● Schriftliche Aufgaben
• A. Seit wie vielen Jahren ist Karl laut dem Textauszug über Tinder bereits in seiner Beziehung?
• B. Führen Sie alle Möglichkeiten auf, die der Textauszug über Tinder für die Gestaltung des eigenen Auftritts auf der Plattform nennt.
• C. Fassen Sie den Textauszug über Tinder in zwei Sätzen zusammen.

● Textauszug
■ ■ ■

Fremdgehen und Tinder – wenn man da zwei Minuten drüber nachdenkt, vielleicht auch nur zwei Sekunden, fällt einem auf: Das geht eigentlich nicht so gut zusammen. Zumindest dann nicht, wenn man die Dating-Plattform so nutzt, wie sie gedacht und angelegt ist. Sprich: Man lädt ein bis fünf Fotos von sich hoch, mit denen man ja erst wirklich Werbung für sich machen kann, und ist mit diesen für andere Flirtsuchende auch sichtbar. Klar, man kann seine Karte auch ausblenden, aber dann lernt man auch niemanden kennen. Und klar, man kann theoretisch ein gefaktes Foto von sich hochladen – aber den Stress, diesen Quatsch einem potenziellen Date dann erklären zu müssen, tun sich auch nur die wenigsten an. Deswegen kam beides auch für meinen Bekannten Karl, 34*, nicht infrage, der sich entschied: Ich bin zwar in einer Beziehung, seit sechs Jahren schon. Und die ist offiziell monogam. Aber ich melde mich jetzt trotzdem bei Tinder an, mit Fotos und allem Pipapo. Und gehe über die Dating-Plattform auch fremd. Auf Ansage.

■ ■ ■

● Rohdaten

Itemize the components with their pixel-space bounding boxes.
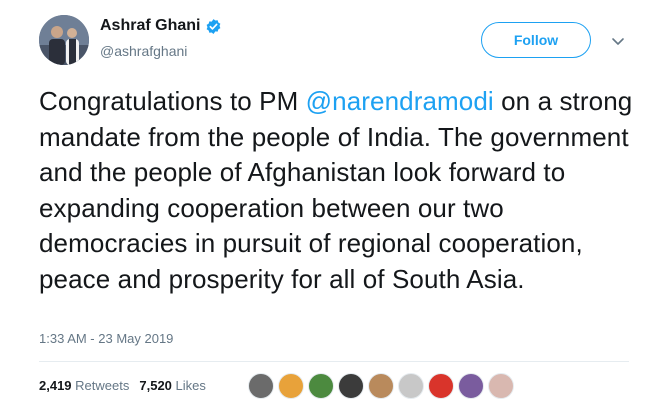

■ ■ ■

● Antworten in Reihenfolge
• A. Seit sechs Jahren.

• B.
- Ein bis fünf Fotos von sich hochladen und damit für andere Flirtsuchende sichtbar sein
- Die eigene Karte ausblenden
- Ein gefaktes Foto von sich hochladen

• C. Fremdgehen und Tinder passen schlecht zusammen, wenn man die Plattform wie vorgesehen mit eigenen, für andere sichtbaren Fotos nutzt, denn eine ausgeblendete Karte verhindert das Kennenlernen, und ein gefaktes Foto müsste man einem Date erklären. Karl, 34, kamen beide Wege deshalb nicht infrage, und obwohl er seit sechs Jahren in einer offiziell monogamen Beziehung lebt, meldet er sich mit Fotos bei Tinder an, um dort auf Ansage fremdzugehen.